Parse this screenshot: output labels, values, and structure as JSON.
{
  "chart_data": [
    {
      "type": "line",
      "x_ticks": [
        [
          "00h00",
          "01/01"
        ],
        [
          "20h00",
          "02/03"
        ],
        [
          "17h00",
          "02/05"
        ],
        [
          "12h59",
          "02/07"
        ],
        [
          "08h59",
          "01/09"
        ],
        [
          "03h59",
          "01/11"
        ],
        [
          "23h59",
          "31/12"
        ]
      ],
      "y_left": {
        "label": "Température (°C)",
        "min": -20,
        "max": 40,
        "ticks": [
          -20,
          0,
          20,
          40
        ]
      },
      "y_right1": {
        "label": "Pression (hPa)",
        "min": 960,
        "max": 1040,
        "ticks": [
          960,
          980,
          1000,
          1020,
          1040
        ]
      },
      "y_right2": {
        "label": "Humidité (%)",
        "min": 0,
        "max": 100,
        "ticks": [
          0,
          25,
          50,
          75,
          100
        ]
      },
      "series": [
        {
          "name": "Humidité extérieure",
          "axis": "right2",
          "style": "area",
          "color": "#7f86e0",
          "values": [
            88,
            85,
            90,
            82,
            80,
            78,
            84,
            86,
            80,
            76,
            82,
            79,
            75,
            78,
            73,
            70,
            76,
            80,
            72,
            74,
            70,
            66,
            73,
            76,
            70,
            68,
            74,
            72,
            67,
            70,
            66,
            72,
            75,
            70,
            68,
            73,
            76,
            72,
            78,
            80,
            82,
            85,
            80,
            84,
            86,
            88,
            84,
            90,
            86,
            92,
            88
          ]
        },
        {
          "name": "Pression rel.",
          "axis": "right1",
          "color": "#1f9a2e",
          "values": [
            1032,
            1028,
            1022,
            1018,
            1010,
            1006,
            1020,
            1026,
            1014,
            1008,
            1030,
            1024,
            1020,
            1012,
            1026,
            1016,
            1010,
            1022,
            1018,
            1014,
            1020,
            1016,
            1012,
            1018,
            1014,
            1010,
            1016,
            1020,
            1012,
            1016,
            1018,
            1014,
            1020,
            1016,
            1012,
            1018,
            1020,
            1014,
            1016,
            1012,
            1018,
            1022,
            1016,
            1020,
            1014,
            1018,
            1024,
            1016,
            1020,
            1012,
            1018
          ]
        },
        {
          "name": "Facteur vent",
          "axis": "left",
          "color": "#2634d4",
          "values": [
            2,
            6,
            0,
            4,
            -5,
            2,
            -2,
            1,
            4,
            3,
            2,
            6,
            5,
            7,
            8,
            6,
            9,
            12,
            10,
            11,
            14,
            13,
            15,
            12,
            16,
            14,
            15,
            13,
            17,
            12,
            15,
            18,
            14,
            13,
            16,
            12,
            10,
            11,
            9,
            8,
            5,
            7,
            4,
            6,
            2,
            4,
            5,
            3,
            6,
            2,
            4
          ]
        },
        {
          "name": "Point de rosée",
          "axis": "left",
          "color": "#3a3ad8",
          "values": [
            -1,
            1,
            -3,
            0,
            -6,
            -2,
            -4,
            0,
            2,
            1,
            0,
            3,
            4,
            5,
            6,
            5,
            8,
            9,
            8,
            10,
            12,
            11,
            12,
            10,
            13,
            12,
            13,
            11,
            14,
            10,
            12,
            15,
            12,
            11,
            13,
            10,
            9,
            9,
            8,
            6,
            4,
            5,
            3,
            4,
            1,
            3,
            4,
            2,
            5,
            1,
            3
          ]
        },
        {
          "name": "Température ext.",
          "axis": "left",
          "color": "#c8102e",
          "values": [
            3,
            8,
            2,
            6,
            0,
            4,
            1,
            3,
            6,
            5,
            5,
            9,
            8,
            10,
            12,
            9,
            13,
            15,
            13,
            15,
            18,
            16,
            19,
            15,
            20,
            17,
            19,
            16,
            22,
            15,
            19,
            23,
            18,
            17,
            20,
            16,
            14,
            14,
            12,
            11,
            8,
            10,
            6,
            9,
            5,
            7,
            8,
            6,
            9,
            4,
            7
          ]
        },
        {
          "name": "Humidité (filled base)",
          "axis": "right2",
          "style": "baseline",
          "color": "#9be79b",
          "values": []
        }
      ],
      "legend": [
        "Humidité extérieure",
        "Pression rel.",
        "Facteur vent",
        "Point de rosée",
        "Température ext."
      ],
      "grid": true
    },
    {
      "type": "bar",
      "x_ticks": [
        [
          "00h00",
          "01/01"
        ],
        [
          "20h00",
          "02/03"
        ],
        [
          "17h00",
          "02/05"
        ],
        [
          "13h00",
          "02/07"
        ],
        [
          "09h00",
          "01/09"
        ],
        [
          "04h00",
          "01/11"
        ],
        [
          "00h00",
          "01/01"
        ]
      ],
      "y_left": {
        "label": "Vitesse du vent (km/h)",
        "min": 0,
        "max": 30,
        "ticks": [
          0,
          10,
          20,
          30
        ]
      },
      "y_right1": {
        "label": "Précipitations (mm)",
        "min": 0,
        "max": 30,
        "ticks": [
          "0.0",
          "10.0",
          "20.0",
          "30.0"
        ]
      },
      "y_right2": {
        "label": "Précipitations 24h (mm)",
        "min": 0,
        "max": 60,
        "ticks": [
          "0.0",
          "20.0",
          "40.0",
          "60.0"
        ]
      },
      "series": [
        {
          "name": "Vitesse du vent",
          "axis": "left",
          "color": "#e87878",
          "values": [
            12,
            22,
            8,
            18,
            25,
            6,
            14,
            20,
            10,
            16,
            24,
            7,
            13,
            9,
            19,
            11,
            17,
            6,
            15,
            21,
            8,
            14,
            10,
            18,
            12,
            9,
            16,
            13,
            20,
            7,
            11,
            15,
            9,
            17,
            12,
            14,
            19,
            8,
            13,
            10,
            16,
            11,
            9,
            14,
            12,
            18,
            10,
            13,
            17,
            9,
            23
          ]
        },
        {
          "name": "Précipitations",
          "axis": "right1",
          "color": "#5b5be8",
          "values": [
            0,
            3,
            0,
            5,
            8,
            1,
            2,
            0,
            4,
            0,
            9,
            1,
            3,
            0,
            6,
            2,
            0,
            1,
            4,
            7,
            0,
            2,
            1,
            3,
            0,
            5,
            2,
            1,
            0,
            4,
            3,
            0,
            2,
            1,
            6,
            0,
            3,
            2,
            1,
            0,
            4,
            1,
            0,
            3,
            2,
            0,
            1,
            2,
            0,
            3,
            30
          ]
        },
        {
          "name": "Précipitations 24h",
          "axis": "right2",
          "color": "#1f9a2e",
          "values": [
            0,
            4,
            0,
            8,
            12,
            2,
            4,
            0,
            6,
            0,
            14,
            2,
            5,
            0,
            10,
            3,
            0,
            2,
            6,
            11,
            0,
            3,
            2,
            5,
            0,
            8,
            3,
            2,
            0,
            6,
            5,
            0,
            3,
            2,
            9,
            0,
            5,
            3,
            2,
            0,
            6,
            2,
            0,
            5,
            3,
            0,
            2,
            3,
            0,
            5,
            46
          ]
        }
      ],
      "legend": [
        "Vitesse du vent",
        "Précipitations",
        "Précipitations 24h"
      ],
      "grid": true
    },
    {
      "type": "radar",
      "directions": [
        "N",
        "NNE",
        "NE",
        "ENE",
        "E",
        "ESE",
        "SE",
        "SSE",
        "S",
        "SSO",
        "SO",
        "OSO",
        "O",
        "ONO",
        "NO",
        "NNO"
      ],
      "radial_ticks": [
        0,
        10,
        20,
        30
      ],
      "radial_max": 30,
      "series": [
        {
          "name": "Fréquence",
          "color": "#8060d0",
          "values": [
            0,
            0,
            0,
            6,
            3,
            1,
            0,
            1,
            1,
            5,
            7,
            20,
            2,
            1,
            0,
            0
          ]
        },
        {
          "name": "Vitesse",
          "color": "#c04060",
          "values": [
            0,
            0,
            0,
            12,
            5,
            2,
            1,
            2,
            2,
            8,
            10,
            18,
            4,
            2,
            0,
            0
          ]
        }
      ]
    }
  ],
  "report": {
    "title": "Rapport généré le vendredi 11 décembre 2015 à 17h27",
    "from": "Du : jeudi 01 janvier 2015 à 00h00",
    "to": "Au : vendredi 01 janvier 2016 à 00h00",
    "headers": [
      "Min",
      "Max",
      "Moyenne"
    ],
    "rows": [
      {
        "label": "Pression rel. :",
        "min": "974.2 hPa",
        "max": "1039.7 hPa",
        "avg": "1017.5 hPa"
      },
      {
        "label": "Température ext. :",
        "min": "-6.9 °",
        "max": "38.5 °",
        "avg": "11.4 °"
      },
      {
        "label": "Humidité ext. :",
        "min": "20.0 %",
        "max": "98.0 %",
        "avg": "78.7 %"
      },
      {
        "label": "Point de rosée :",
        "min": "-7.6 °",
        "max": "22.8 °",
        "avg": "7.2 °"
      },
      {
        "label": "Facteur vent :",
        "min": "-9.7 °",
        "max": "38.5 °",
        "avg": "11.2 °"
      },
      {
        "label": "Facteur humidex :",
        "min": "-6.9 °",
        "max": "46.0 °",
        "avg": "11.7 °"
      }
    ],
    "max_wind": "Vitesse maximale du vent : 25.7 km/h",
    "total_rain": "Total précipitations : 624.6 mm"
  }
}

▸ What you are asked to do
Copy out all lines that carry the word "Facteur".

▸ Solution to the exercise
          "name": "Facteur vent",
        "Facteur vent",
        "label": "Facteur vent :",
        "label": "Facteur humidex :",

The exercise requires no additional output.